[Goal 1]:
According to the article on risk privatization, what share of homes in Italy are insured against earthquake risk?

[Text provided]:

[Begin]

Let's face it, in the event of a massive claim event, when the local or regional economy is threatened in a myriad of ways as a result of a catastrophe, the last thing taxpayers want to be reading about are prospective assessments and tax hikes to pay for overall losses. Shifting this responsibility to the private sector minimizes this risk and --just like for all reinsurance buyers --provides certainty in exchange for a steady, known premium flow.  

Richardson believes that while many are focused (dare we say fixated) on risks like cyber and terrorism, there is a big opportunity for insurers just in privatizing the risks already on government balance sheets. How big? Richardson says "I think the economic benefits of fully privatizing risk are huge. They probably dwarf, quite frankly, terrorism and cyber in terms of opportunity."

He may well be right. Just examining the opportunity from the 50% estimate of economic loss caused by Matthew that was covered by insurance in an area generally thought to be densely insured should be a bit of a wake-up call.  

This is not news though to the risk industry. Just last week the following quote appeared from Swiss Re's Kurt Karl"Society is underinsured against earthquake risk," Swiss Re Chief Economist Kurt Karl explained. "And the protection gap is a global concern. For example, Italy is the 8th largest economy in the world, yet only 1% of homes in Italy are insured against earthquake risk. Most of the reconstruction cost burden of this year's quakes there will fall on households and society at large."

Certainly there are examples where privatization is occurring. We've noted how Trans Re and others have taken the first steps in covering US NFIP policies. We've also noted the success in Florida of the depopulation of the insurer of last resort, Citizens, which would pay claims partially fueled by taxpayers to private sector "take-out" insurers.  The current low rates for Florida wind reinsurance are helping to make this depopulation possible.

Maybe this is an idea whose time has finally come.  For years we've been hearing about new risks that will be coming onto the private global insurance market from emerging economies but, frankly, we probably don't see as many stories as we should about risks that are on the balance sheets of governments in developed economies. One might conclude, too, that with the political changes coming in Washington there may be a push to accelerate risk privatization.

Man-made uncertainty and rate levels

Speaking about those political changes coming in Washington we noticed this article in the Royal Gazette in Hamilton, Bermuda. The lead sentence was "Cuts in the corporate tax rate in the US in the wake of Donald Trump's White House victory would hit Bermuda, experts warned."

At an Ernst & Young conference in Bermuda, Michelle Seymour Smith, CEO of Arch Re, said "this is one that's coming to us sooner rather than later."  Given the President-elect's well known position on penalizing American companies that shift business outside the US there is a concern says Seymour Smith that "We will see a huge influx of capital into the US, detracting from the Bermuda market."

Seymour Smith noted the potentially lower US corporate tax rates promised by the new Administration as being one factor that would assist in this "huge influx of capital into the US."  Another factor that could also contribute to such a trend might be any type of profits repatriation legislation that would permit US companies to return overseas profits to the US.

The Arch Re CEO said that despite any influx of returned cash to the US "t he need for the Bermuda market doesn't go away and if the Bermuda insurance and reinsurance market was severely damaged American consumers would face higher prices for insurance products.

Per the Gazette article, Laura Taylor, managing partner at Nephila, speaking at the EY event said that lower corporate tax and penalties designed to keep business in the US would erode some of Bermuda's advantages. Taylor noted "We will all have to keep our game here on what we can deliver here because we won't have that easy win."

[End]

[Extracted data]:
[Begin]

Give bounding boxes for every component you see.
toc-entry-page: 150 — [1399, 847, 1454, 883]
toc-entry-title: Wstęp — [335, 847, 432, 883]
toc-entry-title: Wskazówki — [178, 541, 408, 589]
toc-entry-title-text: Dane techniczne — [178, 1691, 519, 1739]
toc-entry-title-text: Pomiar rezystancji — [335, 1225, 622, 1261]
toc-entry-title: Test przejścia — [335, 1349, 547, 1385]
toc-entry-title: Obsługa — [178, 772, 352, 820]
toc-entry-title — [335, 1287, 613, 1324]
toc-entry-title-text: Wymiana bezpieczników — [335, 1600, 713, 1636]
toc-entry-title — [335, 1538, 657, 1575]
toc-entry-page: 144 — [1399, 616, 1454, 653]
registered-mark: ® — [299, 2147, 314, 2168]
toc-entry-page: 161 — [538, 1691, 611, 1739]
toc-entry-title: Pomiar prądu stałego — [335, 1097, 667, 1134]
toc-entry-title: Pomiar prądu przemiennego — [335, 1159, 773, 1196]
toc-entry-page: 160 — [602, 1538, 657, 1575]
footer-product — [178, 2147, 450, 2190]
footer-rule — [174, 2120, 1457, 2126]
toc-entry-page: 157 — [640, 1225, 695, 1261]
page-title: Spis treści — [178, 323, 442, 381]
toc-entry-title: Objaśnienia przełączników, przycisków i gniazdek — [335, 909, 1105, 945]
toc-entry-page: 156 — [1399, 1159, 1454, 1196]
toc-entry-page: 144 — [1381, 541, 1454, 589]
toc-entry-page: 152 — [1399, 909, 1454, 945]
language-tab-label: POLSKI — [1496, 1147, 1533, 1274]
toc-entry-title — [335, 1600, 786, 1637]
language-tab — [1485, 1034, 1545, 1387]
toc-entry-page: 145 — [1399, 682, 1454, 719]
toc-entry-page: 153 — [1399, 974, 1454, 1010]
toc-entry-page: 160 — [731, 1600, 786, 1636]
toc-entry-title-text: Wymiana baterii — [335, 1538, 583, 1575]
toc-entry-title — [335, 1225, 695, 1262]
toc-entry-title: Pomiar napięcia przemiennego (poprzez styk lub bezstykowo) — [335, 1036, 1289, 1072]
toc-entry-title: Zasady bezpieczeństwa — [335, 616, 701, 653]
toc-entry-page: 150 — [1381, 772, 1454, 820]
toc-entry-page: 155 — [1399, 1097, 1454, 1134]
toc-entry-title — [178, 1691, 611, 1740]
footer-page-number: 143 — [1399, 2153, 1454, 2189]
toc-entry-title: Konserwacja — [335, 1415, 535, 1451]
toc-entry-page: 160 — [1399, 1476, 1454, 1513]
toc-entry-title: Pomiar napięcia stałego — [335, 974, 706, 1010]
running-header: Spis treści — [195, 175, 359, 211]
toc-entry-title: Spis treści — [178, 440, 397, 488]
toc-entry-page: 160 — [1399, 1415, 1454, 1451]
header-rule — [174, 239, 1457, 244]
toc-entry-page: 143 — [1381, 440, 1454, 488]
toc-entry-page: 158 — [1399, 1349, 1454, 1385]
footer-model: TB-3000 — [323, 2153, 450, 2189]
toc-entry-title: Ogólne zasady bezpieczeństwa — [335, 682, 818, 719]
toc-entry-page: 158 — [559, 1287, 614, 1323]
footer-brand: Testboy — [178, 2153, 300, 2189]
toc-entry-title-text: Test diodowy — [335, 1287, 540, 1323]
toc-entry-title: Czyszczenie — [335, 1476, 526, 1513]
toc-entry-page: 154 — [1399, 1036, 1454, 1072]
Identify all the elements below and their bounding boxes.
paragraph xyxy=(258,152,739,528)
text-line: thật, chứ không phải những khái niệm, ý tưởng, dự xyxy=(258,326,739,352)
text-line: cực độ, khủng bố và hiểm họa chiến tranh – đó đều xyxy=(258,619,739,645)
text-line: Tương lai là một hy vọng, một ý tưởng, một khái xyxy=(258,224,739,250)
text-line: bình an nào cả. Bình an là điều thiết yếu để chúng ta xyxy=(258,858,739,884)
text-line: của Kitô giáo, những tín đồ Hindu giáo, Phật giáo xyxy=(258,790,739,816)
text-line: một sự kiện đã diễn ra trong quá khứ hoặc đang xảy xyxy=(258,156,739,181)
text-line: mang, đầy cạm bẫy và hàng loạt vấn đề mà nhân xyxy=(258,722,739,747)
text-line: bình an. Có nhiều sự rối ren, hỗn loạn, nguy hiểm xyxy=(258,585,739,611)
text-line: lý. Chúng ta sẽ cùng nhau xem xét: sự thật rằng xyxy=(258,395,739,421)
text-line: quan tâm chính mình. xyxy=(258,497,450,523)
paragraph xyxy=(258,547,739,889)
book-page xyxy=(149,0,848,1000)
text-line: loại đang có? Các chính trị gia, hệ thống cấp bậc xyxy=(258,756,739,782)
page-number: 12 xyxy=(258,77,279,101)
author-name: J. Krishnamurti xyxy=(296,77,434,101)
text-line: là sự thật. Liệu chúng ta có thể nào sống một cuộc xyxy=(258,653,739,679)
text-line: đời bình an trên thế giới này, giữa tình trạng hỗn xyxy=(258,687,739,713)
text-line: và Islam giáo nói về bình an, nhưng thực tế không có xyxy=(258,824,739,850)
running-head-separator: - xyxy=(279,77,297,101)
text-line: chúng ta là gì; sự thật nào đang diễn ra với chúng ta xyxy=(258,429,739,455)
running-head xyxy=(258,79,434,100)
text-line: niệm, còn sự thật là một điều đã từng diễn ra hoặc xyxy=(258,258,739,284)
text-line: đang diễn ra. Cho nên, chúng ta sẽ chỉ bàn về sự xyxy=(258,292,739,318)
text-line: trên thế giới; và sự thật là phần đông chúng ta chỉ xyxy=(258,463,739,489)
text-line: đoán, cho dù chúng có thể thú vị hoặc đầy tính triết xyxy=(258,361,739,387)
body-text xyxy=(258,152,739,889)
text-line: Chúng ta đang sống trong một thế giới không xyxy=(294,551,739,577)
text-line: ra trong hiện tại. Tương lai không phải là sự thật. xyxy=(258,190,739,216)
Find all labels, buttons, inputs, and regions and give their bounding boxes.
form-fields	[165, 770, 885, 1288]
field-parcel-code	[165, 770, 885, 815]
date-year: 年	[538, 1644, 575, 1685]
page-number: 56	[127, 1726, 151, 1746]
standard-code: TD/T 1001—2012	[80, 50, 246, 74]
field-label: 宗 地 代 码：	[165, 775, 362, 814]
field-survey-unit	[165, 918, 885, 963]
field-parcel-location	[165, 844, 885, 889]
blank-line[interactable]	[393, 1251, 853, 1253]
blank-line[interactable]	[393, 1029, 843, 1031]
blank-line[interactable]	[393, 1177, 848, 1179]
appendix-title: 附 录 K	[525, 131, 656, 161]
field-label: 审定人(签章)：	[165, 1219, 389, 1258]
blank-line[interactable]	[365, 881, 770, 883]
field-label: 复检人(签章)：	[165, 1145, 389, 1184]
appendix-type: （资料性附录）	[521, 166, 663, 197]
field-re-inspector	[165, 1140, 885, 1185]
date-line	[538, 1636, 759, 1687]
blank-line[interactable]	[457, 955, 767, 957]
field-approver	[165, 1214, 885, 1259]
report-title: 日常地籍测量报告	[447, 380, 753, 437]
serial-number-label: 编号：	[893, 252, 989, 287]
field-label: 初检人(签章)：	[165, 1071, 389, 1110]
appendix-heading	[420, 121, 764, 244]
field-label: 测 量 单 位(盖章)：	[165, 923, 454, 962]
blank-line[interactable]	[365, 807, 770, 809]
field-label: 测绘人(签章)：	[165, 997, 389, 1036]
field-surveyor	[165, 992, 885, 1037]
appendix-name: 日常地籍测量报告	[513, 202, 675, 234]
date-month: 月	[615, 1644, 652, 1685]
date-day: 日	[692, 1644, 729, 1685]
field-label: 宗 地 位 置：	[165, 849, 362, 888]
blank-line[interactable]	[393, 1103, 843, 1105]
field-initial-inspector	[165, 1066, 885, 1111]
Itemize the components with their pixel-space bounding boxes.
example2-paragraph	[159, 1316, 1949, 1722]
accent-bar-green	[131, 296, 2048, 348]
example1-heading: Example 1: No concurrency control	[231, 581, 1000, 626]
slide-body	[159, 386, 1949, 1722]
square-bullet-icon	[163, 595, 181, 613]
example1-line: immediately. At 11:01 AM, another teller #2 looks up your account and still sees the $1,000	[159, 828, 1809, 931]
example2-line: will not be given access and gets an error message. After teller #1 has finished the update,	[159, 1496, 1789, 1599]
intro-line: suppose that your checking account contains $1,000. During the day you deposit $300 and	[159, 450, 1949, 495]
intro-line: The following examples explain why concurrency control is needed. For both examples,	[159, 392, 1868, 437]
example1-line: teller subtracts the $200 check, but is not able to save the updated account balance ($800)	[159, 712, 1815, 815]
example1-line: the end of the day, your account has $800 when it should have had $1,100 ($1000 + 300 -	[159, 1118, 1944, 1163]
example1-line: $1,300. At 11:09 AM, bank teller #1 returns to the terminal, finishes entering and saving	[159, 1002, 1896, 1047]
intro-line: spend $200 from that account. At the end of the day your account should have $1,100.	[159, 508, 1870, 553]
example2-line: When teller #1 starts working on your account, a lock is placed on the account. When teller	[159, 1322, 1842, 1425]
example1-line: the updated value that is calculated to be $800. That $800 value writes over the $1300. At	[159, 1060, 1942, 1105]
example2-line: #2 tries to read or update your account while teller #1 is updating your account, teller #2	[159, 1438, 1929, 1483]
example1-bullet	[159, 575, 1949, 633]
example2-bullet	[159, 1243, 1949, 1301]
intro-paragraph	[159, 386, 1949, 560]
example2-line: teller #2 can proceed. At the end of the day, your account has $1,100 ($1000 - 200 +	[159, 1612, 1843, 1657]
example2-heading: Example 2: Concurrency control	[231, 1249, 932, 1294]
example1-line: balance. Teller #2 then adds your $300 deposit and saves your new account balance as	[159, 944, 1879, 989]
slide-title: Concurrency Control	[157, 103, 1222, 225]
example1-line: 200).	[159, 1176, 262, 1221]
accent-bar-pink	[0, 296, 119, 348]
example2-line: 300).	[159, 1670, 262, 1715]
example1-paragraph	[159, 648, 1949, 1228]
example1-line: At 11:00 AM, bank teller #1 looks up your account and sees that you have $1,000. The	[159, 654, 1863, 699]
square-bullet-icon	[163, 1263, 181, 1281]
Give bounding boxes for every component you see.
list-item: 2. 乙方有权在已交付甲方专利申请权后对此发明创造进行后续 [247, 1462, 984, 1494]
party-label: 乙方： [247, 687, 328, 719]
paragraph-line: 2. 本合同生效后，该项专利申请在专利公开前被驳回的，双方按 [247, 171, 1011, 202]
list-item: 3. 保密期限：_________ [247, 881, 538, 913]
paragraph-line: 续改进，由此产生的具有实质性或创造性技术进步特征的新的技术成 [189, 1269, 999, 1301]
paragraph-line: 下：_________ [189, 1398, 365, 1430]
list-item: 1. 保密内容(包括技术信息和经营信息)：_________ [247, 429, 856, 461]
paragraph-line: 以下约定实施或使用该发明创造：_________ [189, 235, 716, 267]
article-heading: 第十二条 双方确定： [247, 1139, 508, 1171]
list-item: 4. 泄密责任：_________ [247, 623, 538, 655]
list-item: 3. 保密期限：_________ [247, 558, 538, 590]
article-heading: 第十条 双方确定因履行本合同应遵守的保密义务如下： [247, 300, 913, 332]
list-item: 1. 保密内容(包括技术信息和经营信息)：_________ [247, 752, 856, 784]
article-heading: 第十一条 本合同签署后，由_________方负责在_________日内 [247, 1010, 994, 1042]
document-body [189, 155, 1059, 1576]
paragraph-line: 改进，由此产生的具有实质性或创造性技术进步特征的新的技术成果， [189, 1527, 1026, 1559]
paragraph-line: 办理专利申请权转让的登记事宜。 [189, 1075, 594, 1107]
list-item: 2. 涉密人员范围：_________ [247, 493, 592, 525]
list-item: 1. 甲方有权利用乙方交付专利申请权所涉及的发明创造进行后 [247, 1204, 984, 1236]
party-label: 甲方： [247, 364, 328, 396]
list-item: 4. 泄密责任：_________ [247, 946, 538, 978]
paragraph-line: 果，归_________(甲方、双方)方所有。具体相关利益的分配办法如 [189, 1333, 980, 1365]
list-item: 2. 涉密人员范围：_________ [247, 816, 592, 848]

[End]

[Goal 2]:
Reproduce the entries exactly, everything from the first entry down to the line containing "toc-entry-page: 150 — [1381, 772, 1454, 820]", with both of those lines included.

[Complete answer 1]:
Only 1% of homes in Italy are insured against earthquake risk.

[Complete answer 2]:
Give bounding boxes for every component you see.
toc-entry-page: 150 — [1399, 847, 1454, 883]
toc-entry-title: Wstęp — [335, 847, 432, 883]
toc-entry-title: Wskazówki — [178, 541, 408, 589]
toc-entry-title-text: Dane techniczne — [178, 1691, 519, 1739]
toc-entry-title-text: Pomiar rezystancji — [335, 1225, 622, 1261]
toc-entry-title: Test przejścia — [335, 1349, 547, 1385]
toc-entry-title: Obsługa — [178, 772, 352, 820]
toc-entry-title — [335, 1287, 613, 1324]
toc-entry-title-text: Wymiana bezpieczników — [335, 1600, 713, 1636]
toc-entry-title — [335, 1538, 657, 1575]
toc-entry-page: 144 — [1399, 616, 1454, 653]
registered-mark: ® — [299, 2147, 314, 2168]
toc-entry-page: 161 — [538, 1691, 611, 1739]
toc-entry-title: Pomiar prądu stałego — [335, 1097, 667, 1134]
toc-entry-title: Pomiar prądu przemiennego — [335, 1159, 773, 1196]
toc-entry-page: 160 — [602, 1538, 657, 1575]
footer-product — [178, 2147, 450, 2190]
footer-rule — [174, 2120, 1457, 2126]
toc-entry-page: 157 — [640, 1225, 695, 1261]
page-title: Spis treści — [178, 323, 442, 381]
toc-entry-title: Objaśnienia przełączników, przycisków i gniazdek — [335, 909, 1105, 945]
toc-entry-page: 156 — [1399, 1159, 1454, 1196]
toc-entry-page: 144 — [1381, 541, 1454, 589]
toc-entry-page: 152 — [1399, 909, 1454, 945]
language-tab-label: POLSKI — [1496, 1147, 1533, 1274]
toc-entry-title — [335, 1600, 786, 1637]
language-tab — [1485, 1034, 1545, 1387]
toc-entry-page: 145 — [1399, 682, 1454, 719]
toc-entry-page: 153 — [1399, 974, 1454, 1010]
toc-entry-page: 160 — [731, 1600, 786, 1636]
toc-entry-title-text: Wymiana baterii — [335, 1538, 583, 1575]
toc-entry-title — [335, 1225, 695, 1262]
toc-entry-title: Pomiar napięcia przemiennego (poprzez styk lub bezstykowo) — [335, 1036, 1289, 1072]
toc-entry-title: Zasady bezpieczeństwa — [335, 616, 701, 653]
toc-entry-page: 150 — [1381, 772, 1454, 820]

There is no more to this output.